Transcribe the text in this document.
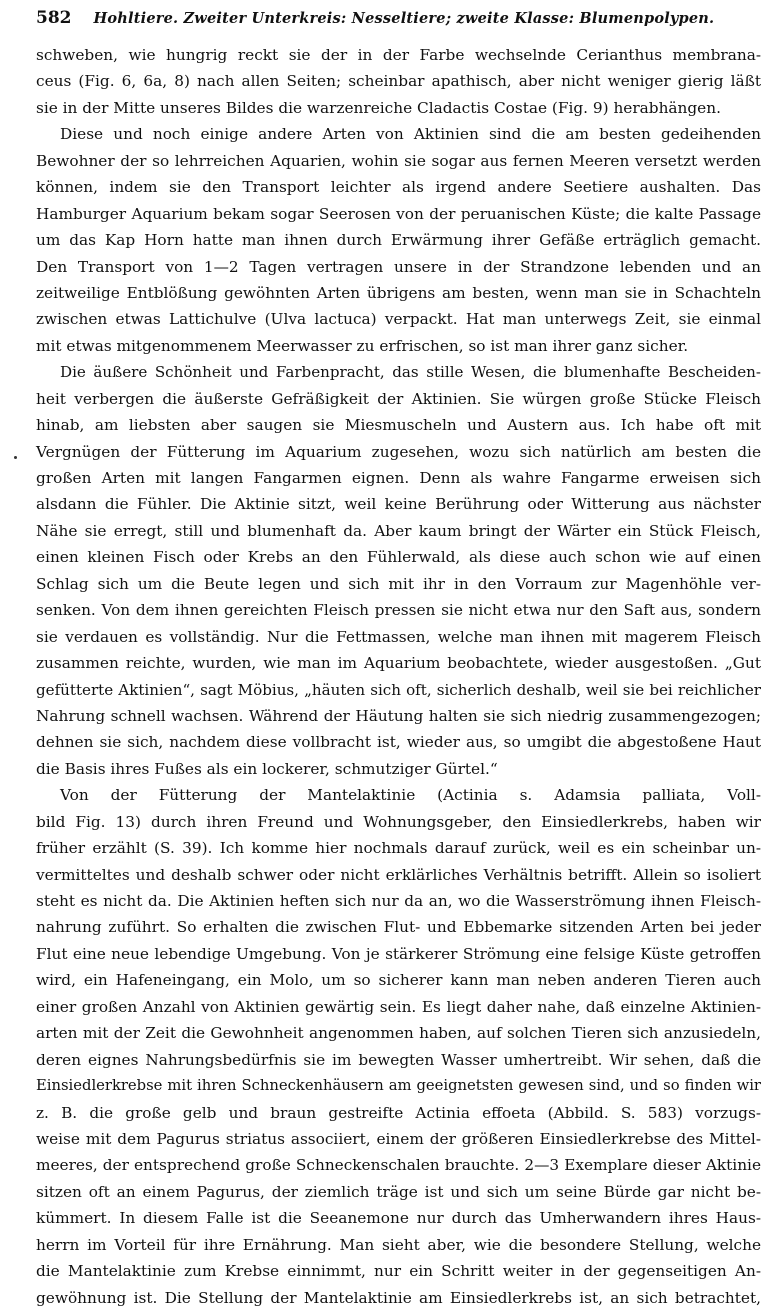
582 Hohltiere. Zweiter Unterkreis: Nesseltiere; zweite Klasse: Blumenpolypen.
schweben, wie hungrig reckt sie der in der Farbe wechselnde Cerianthus membrana-
ceus (Fig. 6, 6a, 8) nach allen Seiten; scheinbar apathisch, aber nicht weniger gierig läßt
sie in der Mitte unseres Bildes die warzenreiche Cladactis Costae (Fig. 9) herabhängen.
Diese und noch einige andere Arten von Aktinien sind die am besten gedeihenden
Bewohner der so lehrreichen Aquarien, wohin sie sogar aus fernen Meeren versetzt werden
können, indem sie den Transport leichter als irgend andere Seetiere aushalten. Das
Hamburger Aquarium bekam sogar Seerosen von der peruanischen Küste; die kalte Passage
um das Kap Horn hatte man ihnen durch Erwärmung ihrer Gefäße erträglich gemacht.
Den Transport von 1—2 Tagen vertragen unsere in der Strandzone lebenden und an
zeitweilige Entblößung gewöhnten Arten übrigens am besten, wenn man sie in Schachteln
zwischen etwas Lattichulve (Ulva lactuca) verpackt. Hat man unterwegs Zeit, sie einmal
mit etwas mitgenommenem Meerwasser zu erfrischen, so ist man ihrer ganz sicher.
Die äußere Schönheit und Farbenpracht, das stille Wesen, die blumenhafte Bescheiden-
heit verbergen die äußerste Gefräßigkeit der Aktinien. Sie würgen große Stücke Fleisch
hinab, am liebsten aber saugen sie Miesmuscheln und Austern aus. Ich habe oft mit
Vergnügen der Fütterung im Aquarium zugesehen, wozu sich natürlich am besten die
großen Arten mit langen Fangarmen eignen. Denn als wahre Fangarme erweisen sich
alsdann die Fühler. Die Aktinie sitzt, weil keine Berührung oder Witterung aus nächster
Nähe sie erregt, still und blumenhaft da. Aber kaum bringt der Wärter ein Stück Fleisch,
einen kleinen Fisch oder Krebs an den Fühlerwald, als diese auch schon wie auf einen
Schlag sich um die Beute legen und sich mit ihr in den Vorraum zur Magenhöhle ver-
senken. Von dem ihnen gereichten Fleisch pressen sie nicht etwa nur den Saft aus, sondern
sie verdauen es vollständig. Nur die Fettmassen, welche man ihnen mit magerem Fleisch
zusammen reichte, wurden, wie man im Aquarium beobachtete, wieder ausgestoßen. „Gut
gefütterte Aktinien“, sagt Möbius, „häuten sich oft, sicherlich deshalb, weil sie bei reichlicher
Nahrung schnell wachsen. Während der Häutung halten sie sich niedrig zusammengezogen;
dehnen sie sich, nachdem diese vollbracht ist, wieder aus, so umgibt die abgestoßene Haut
die Basis ihres Fußes als ein lockerer, schmutziger Gürtel.“
Von der Fütterung der Mantelaktinie (Actinia s. Adamsia palliata, Voll-
bild Fig. 13) durch ihren Freund und Wohnungsgeber, den Einsiedlerkrebs, haben wir
früher erzählt (S. 39). Ich komme hier nochmals darauf zurück, weil es ein scheinbar un-
vermitteltes und deshalb schwer oder nicht erklärliches Verhältnis betrifft. Allein so isoliert
steht es nicht da. Die Aktinien heften sich nur da an, wo die Wasserströmung ihnen Fleisch-
nahrung zuführt. So erhalten die zwischen Flut- und Ebbemarke sitzenden Arten bei jeder
Flut eine neue lebendige Umgebung. Von je stärkerer Strömung eine felsige Küste getroffen
wird, ein Hafeneingang, ein Molo, um so sicherer kann man neben anderen Tieren auch
einer großen Anzahl von Aktinien gewärtig sein. Es liegt daher nahe, daß einzelne Aktinien-
arten mit der Zeit die Gewohnheit angenommen haben, auf solchen Tieren sich anzusiedeln,
deren eignes Nahrungsbedürfnis sie im bewegten Wasser umhertreibt. Wir sehen, daß die
Einsiedlerkrebse mit ihren Schneckenhäusern am geeignetsten gewesen sind, und so finden wir
z. B. die große gelb und braun gestreifte Actinia effoeta (Abbild. S. 583) vorzugs-
weise mit dem Pagurus striatus associiert, einem der größeren Einsiedlerkrebse des Mittel-
meeres, der entsprechend große Schneckenschalen brauchte. 2—3 Exemplare dieser Aktinie
sitzen oft an einem Pagurus, der ziemlich träge ist und sich um seine Bürde gar nicht be-
kümmert. In diesem Falle ist die Seeanemone nur durch das Umherwandern ihres Haus-
herrn im Vorteil für ihre Ernährung. Man sieht aber, wie die besondere Stellung, welche
die Mantelaktinie zum Krebse einnimmt, nur ein Schritt weiter in der gegenseitigen An-
gewöhnung ist. Die Stellung der Mantelaktinie am Einsiedlerkrebs ist, an sich betrachtet,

## [PROBLEM DETAILS]
Lines holding the string "haben" must be copied out of the entries above.

## [ANSWER TO THE EXERCISE]
bild Fig. 13) durch ihren Freund und Wohnungsgeber, den Einsiedlerkrebs, haben wir
arten mit der Zeit die Gewohnheit angenommen haben, auf solchen Tieren sich anzusiedeln,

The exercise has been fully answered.